WHAT TO WORK ON: Copy the lines below as they are; omit the images they contain.

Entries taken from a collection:
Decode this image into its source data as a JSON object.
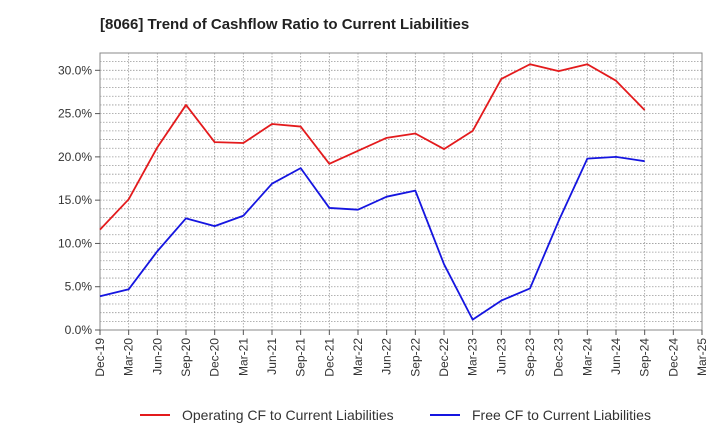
{
  "chart_data": {
    "type": "line",
    "title": "[8066]  Trend of Cashflow Ratio to Current Liabilities",
    "xlabel": "",
    "ylabel": "",
    "categories": [
      "Dec-19",
      "Mar-20",
      "Jun-20",
      "Sep-20",
      "Dec-20",
      "Mar-21",
      "Jun-21",
      "Sep-21",
      "Dec-21",
      "Mar-22",
      "Jun-22",
      "Sep-22",
      "Dec-22",
      "Mar-23",
      "Jun-23",
      "Sep-23",
      "Dec-23",
      "Mar-24",
      "Jun-24",
      "Sep-24",
      "Dec-24",
      "Mar-25"
    ],
    "ylim": [
      0,
      32
    ],
    "yticks": [
      0,
      5,
      10,
      15,
      20,
      25,
      30
    ],
    "ytick_labels": [
      "0.0%",
      "5.0%",
      "10.0%",
      "15.0%",
      "20.0%",
      "25.0%",
      "30.0%"
    ],
    "grid": true,
    "legend_position": "bottom",
    "series": [
      {
        "name": "Operating CF to Current Liabilities",
        "color": "#e31a1c",
        "values": [
          11.6,
          15.1,
          21.1,
          26.0,
          21.7,
          21.6,
          23.8,
          23.5,
          19.2,
          20.7,
          22.2,
          22.7,
          20.9,
          23.0,
          29.0,
          30.7,
          29.9,
          30.7,
          28.8,
          25.4,
          null,
          null
        ]
      },
      {
        "name": "Free CF to Current Liabilities",
        "color": "#1515e0",
        "values": [
          3.9,
          4.7,
          9.1,
          12.9,
          12.0,
          13.2,
          16.9,
          18.7,
          14.1,
          13.9,
          15.4,
          16.1,
          7.6,
          1.2,
          3.4,
          4.8,
          12.6,
          19.8,
          20.0,
          19.5,
          null,
          null
        ]
      }
    ]
  }
}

CORRECT OUTPUT:
Decode this image into its source data as a JSON object.
{
  "chart_data": {
    "type": "line",
    "title": "[8066]  Trend of Cashflow Ratio to Current Liabilities",
    "xlabel": "",
    "ylabel": "",
    "categories": [
      "Dec-19",
      "Mar-20",
      "Jun-20",
      "Sep-20",
      "Dec-20",
      "Mar-21",
      "Jun-21",
      "Sep-21",
      "Dec-21",
      "Mar-22",
      "Jun-22",
      "Sep-22",
      "Dec-22",
      "Mar-23",
      "Jun-23",
      "Sep-23",
      "Dec-23",
      "Mar-24",
      "Jun-24",
      "Sep-24",
      "Dec-24",
      "Mar-25"
    ],
    "ylim": [
      0,
      32
    ],
    "yticks": [
      0,
      5,
      10,
      15,
      20,
      25,
      30
    ],
    "ytick_labels": [
      "0.0%",
      "5.0%",
      "10.0%",
      "15.0%",
      "20.0%",
      "25.0%",
      "30.0%"
    ],
    "grid": true,
    "legend_position": "bottom",
    "series": [
      {
        "name": "Operating CF to Current Liabilities",
        "color": "#e31a1c",
        "values": [
          11.6,
          15.1,
          21.1,
          26.0,
          21.7,
          21.6,
          23.8,
          23.5,
          19.2,
          20.7,
          22.2,
          22.7,
          20.9,
          23.0,
          29.0,
          30.7,
          29.9,
          30.7,
          28.8,
          25.4,
          null,
          null
        ]
      },
      {
        "name": "Free CF to Current Liabilities",
        "color": "#1515e0",
        "values": [
          3.9,
          4.7,
          9.1,
          12.9,
          12.0,
          13.2,
          16.9,
          18.7,
          14.1,
          13.9,
          15.4,
          16.1,
          7.6,
          1.2,
          3.4,
          4.8,
          12.6,
          19.8,
          20.0,
          19.5,
          null,
          null
        ]
      }
    ]
  }
}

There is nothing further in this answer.